Count the lines below that contain the word "grid" and give only that number.

((

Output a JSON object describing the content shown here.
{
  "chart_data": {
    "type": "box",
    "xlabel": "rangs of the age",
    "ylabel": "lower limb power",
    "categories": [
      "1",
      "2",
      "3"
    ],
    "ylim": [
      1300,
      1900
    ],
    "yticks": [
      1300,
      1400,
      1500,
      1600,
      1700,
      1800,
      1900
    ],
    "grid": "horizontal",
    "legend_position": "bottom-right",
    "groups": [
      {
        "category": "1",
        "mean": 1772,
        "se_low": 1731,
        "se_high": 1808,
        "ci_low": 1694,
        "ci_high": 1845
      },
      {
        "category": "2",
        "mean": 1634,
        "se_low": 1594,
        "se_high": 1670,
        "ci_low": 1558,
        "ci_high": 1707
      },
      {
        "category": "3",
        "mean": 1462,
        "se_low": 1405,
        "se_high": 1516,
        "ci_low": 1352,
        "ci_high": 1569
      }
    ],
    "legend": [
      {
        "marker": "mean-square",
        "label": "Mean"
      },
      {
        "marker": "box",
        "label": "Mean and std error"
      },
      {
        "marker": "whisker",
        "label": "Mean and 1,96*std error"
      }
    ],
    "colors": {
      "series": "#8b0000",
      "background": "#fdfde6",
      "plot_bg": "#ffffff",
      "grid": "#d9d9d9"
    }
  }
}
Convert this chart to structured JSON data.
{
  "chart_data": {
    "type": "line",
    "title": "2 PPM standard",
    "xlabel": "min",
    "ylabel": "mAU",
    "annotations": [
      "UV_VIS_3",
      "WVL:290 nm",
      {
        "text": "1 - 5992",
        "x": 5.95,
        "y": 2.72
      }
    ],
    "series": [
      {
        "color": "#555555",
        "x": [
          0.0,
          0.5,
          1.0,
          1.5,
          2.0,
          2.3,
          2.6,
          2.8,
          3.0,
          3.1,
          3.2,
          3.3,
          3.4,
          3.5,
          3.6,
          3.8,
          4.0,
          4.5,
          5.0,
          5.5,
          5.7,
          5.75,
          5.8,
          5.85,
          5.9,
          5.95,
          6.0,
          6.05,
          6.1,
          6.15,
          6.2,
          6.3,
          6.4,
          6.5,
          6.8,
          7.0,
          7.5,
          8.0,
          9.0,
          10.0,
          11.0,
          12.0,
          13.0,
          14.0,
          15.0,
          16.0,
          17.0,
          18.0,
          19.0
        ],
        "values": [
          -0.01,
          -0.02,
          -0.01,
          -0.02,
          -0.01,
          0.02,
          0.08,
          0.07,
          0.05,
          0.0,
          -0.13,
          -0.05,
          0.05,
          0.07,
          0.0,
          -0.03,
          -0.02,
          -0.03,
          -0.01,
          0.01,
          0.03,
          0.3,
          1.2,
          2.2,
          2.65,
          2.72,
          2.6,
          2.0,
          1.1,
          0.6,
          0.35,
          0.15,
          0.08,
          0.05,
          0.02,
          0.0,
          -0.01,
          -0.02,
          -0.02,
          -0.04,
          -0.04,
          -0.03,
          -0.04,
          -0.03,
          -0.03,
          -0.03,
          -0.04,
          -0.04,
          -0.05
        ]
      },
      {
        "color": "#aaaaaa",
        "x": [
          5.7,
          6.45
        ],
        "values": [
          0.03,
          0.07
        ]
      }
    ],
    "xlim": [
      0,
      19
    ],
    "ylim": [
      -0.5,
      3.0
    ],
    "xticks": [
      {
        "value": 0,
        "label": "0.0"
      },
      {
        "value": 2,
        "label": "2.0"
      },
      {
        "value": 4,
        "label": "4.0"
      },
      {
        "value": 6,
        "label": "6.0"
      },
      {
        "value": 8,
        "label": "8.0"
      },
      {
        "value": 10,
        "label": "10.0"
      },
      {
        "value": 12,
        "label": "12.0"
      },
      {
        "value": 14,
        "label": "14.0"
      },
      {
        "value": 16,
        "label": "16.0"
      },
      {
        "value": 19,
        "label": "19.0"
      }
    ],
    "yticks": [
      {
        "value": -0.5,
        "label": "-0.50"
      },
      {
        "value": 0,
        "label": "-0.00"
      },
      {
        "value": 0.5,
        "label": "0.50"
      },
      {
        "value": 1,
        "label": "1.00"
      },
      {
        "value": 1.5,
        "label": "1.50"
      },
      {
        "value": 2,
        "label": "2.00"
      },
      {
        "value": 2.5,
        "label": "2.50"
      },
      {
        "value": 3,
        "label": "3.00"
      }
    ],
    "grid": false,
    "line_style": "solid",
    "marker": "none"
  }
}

))

**Full solution:**
3